>> begin Material shown
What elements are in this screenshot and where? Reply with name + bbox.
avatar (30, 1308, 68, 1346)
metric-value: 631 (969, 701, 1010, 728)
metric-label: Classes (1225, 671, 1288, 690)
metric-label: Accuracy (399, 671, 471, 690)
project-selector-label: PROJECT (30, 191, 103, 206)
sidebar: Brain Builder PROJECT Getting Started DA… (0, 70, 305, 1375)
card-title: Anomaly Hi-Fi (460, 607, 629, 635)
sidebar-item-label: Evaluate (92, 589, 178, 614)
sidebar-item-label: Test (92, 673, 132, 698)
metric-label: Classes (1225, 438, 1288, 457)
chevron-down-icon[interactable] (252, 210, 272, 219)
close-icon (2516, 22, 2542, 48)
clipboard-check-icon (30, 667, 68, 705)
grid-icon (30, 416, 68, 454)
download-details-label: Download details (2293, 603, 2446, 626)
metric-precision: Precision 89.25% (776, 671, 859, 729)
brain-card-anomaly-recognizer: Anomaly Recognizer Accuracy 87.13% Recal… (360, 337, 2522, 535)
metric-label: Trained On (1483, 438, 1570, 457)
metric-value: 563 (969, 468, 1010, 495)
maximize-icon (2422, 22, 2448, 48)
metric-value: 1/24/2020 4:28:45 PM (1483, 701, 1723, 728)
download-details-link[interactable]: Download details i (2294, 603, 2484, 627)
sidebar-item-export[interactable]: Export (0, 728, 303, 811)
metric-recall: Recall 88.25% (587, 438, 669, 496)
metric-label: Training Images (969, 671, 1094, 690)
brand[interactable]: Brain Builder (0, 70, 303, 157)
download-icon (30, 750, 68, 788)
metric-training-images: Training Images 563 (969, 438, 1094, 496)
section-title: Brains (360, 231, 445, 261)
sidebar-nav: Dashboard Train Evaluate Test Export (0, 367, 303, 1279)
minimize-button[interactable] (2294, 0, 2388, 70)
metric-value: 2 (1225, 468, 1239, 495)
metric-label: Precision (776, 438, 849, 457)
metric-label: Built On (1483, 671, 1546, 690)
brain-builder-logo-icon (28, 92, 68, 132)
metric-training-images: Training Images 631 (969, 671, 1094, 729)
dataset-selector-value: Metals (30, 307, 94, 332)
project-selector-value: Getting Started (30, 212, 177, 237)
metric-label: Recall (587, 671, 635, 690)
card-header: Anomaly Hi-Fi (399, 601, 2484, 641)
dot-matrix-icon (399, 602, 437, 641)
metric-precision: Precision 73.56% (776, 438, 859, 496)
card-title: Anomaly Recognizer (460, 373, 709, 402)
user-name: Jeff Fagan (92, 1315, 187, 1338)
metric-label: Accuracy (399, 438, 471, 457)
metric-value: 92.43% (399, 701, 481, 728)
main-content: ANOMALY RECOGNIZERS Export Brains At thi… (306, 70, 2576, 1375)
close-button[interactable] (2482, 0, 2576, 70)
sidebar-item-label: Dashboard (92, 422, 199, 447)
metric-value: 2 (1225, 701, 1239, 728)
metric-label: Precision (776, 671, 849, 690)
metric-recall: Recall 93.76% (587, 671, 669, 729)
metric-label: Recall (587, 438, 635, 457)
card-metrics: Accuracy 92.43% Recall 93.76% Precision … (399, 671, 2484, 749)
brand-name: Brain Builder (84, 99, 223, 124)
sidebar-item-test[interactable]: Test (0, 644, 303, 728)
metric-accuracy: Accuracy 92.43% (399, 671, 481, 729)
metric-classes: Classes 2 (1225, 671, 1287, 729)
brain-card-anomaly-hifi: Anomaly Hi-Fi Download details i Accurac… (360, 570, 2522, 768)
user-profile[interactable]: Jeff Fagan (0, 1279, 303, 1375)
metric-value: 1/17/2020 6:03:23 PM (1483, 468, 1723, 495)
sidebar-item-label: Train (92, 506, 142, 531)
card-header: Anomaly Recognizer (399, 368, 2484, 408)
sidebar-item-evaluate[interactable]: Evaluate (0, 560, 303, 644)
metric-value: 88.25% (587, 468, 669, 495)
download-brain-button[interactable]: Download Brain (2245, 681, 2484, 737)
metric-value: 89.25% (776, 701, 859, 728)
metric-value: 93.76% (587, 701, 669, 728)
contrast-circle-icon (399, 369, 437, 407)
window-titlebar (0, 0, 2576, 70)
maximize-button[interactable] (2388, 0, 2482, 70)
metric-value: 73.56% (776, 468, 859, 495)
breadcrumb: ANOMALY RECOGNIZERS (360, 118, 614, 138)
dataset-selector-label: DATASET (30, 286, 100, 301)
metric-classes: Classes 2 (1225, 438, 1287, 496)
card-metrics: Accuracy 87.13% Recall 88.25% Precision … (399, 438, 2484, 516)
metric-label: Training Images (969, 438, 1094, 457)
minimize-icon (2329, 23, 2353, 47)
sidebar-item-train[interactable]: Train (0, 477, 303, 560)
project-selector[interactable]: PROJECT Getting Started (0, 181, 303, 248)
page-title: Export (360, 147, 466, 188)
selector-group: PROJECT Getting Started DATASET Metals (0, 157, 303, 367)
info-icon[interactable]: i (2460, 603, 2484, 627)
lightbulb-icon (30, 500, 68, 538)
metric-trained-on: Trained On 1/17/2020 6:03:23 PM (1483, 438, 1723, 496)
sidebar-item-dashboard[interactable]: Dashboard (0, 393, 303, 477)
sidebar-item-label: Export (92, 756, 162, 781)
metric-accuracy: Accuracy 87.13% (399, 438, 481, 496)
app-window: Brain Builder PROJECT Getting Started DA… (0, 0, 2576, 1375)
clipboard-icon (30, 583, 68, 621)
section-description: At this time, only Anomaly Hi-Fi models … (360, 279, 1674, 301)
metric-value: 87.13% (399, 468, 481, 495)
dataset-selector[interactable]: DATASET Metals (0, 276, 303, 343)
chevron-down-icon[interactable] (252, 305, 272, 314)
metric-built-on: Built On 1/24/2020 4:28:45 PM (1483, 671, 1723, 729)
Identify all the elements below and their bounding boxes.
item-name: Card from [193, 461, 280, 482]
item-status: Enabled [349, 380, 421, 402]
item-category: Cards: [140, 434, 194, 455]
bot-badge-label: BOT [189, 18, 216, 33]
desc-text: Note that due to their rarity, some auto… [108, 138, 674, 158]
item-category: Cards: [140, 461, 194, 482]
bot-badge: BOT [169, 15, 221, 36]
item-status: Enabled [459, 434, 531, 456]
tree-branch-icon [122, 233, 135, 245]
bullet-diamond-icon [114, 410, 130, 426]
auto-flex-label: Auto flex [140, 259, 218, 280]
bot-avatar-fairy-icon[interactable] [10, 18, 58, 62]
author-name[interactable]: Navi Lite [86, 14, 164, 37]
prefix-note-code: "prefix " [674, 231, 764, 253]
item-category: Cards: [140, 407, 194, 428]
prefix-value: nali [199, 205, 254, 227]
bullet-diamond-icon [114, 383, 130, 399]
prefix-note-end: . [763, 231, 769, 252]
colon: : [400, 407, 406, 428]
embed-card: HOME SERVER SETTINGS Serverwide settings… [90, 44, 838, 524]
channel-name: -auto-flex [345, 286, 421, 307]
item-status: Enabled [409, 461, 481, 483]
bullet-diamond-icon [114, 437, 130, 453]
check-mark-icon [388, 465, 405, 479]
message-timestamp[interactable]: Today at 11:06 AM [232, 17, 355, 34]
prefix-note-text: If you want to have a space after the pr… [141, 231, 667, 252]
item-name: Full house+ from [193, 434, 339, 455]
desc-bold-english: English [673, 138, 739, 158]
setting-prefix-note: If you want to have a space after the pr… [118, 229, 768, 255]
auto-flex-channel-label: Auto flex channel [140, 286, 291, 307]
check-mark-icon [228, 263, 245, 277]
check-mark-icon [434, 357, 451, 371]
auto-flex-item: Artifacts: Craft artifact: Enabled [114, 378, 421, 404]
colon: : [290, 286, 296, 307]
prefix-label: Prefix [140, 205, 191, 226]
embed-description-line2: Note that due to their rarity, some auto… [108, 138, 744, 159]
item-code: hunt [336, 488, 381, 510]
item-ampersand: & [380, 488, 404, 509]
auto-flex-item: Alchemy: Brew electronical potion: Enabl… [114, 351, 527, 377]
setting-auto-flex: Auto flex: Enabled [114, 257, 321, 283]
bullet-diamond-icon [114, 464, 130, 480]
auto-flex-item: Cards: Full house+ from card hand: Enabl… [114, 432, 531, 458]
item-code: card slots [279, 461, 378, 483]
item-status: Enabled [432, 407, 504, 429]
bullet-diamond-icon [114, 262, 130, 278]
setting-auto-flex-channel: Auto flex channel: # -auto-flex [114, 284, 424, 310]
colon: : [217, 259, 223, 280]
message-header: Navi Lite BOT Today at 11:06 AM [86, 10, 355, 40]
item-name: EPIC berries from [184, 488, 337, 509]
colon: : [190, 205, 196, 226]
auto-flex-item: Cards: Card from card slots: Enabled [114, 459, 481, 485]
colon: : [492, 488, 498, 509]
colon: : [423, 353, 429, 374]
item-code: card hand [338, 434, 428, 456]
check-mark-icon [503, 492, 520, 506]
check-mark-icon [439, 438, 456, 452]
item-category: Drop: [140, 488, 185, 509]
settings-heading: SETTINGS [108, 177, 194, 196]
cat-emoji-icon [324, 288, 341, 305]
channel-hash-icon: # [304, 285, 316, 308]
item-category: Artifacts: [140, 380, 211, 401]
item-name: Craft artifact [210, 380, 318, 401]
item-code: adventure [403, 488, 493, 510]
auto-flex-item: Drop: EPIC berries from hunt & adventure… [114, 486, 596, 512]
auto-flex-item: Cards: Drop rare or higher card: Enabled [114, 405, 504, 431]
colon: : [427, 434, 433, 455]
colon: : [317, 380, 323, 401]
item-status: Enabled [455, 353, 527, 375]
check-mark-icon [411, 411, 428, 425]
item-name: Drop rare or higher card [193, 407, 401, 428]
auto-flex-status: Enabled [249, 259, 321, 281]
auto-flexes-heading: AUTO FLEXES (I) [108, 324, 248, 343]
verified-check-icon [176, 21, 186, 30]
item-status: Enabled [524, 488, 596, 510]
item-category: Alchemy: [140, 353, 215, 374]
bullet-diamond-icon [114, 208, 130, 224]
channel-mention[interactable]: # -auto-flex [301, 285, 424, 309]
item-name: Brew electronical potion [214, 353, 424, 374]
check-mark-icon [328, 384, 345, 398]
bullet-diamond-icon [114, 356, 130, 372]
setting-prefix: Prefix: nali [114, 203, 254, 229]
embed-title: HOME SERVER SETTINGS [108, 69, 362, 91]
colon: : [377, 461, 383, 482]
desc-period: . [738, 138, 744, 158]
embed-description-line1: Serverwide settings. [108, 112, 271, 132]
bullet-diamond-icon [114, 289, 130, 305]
>> end Material shown
■ Do this
Reproduce everything from the start of the listing down to the line containing "project-selector-label: PROJECT (30, 191, 103, 206)", substituting "Recall" for "Accuracy" and leaving all else unchanged.

■ Solution to the problem
What elements are in this screenshot and where? Reply with name + bbox.
avatar (30, 1308, 68, 1346)
metric-value: 631 (969, 701, 1010, 728)
metric-label: Classes (1225, 671, 1288, 690)
metric-label: Recall (399, 671, 471, 690)
project-selector-label: PROJECT (30, 191, 103, 206)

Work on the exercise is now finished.